> _Short task_: Find out how many lines of the material contain the string "Respuestas" and give only that figure.
********************
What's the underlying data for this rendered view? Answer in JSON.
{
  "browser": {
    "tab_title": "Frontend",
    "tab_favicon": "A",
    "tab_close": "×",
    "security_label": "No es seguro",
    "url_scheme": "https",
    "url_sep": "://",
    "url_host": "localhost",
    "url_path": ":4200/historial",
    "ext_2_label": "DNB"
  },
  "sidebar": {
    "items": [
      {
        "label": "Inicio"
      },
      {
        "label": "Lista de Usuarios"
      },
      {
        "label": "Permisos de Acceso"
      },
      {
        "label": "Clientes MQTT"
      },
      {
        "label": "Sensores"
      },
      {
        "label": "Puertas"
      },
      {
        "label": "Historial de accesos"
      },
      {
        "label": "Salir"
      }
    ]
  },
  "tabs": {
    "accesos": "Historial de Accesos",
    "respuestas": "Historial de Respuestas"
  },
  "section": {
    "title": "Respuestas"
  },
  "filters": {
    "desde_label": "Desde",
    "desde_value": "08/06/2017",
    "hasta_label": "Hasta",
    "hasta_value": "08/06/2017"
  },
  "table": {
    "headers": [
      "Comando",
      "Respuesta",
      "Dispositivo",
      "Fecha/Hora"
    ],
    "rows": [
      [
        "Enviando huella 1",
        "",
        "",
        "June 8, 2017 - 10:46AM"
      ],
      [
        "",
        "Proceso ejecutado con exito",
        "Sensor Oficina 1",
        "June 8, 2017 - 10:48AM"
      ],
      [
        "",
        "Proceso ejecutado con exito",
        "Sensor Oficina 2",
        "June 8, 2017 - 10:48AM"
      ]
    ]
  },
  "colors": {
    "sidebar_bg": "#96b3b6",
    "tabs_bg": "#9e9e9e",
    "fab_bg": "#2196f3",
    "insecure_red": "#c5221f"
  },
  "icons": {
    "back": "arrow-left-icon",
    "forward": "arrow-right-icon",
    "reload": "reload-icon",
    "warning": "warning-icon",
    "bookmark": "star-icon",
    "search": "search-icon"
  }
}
********************
> _Expected output_: 2